Copy the records below exactly, omitting any pictures they contain.
----- Source records
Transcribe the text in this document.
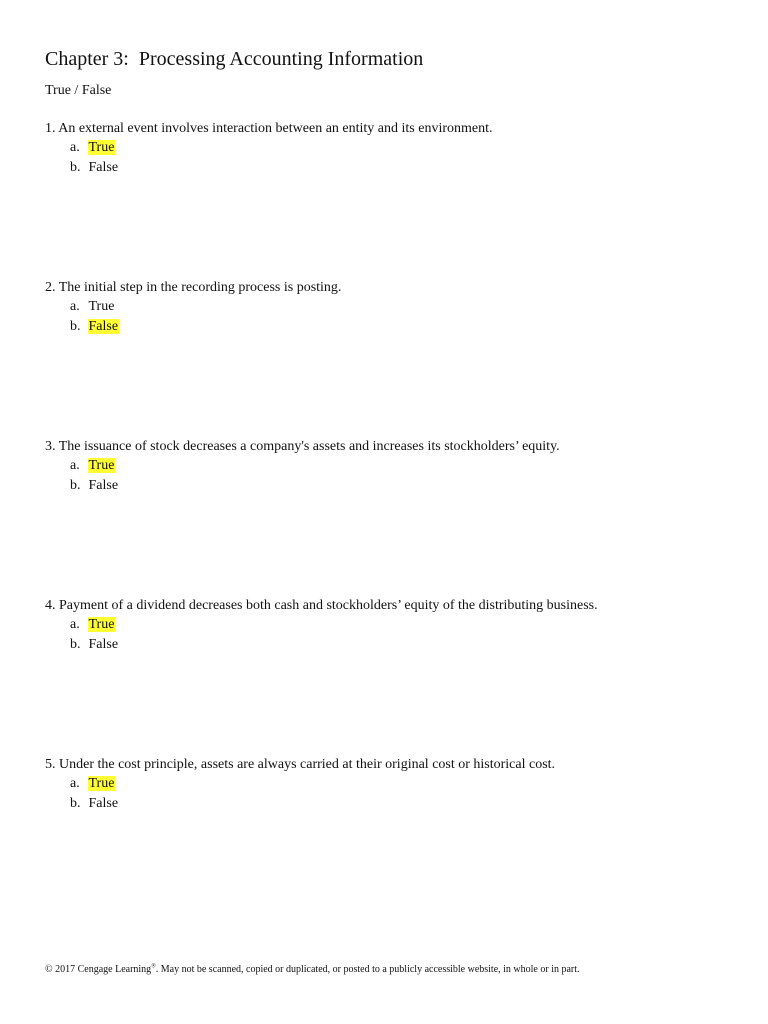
Chapter 3:  Processing Accounting Information

True / False

1. An external event involves interaction between an entity and its environment.

a. True

b. False

2. The initial step in the recording process is posting.

a. True

b. False

3. The issuance of stock decreases a company's assets and increases its stockholders’ equity.

a. True

b. False

4. Payment of a dividend decreases both cash and stockholders’ equity of the distributing business.

a. True

b. False

5. Under the cost principle, assets are always carried at their original cost or historical cost.

a. True

b. False

© 2017 Cengage Learning®. May not be scanned, copied or duplicated, or posted to a publicly accessible website, in whole or in part.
----------
### Exercise answer
Transcribe the text in this document.
Chapter 3:  Processing Accounting Information

True / False

1. An external event involves interaction between an entity and its environment.

a. True

b. False

2. The initial step in the recording process is posting.

a. True

b. False

3. The issuance of stock decreases a company's assets and increases its stockholders’ equity.

a. True

b. False

4. Payment of a dividend decreases both cash and stockholders’ equity of the distributing business.

a. True

b. False

5. Under the cost principle, assets are always carried at their original cost or historical cost.

a. True

b. False

© 2017 Cengage Learning®. May not be scanned, copied or duplicated, or posted to a publicly accessible website, in whole or in part.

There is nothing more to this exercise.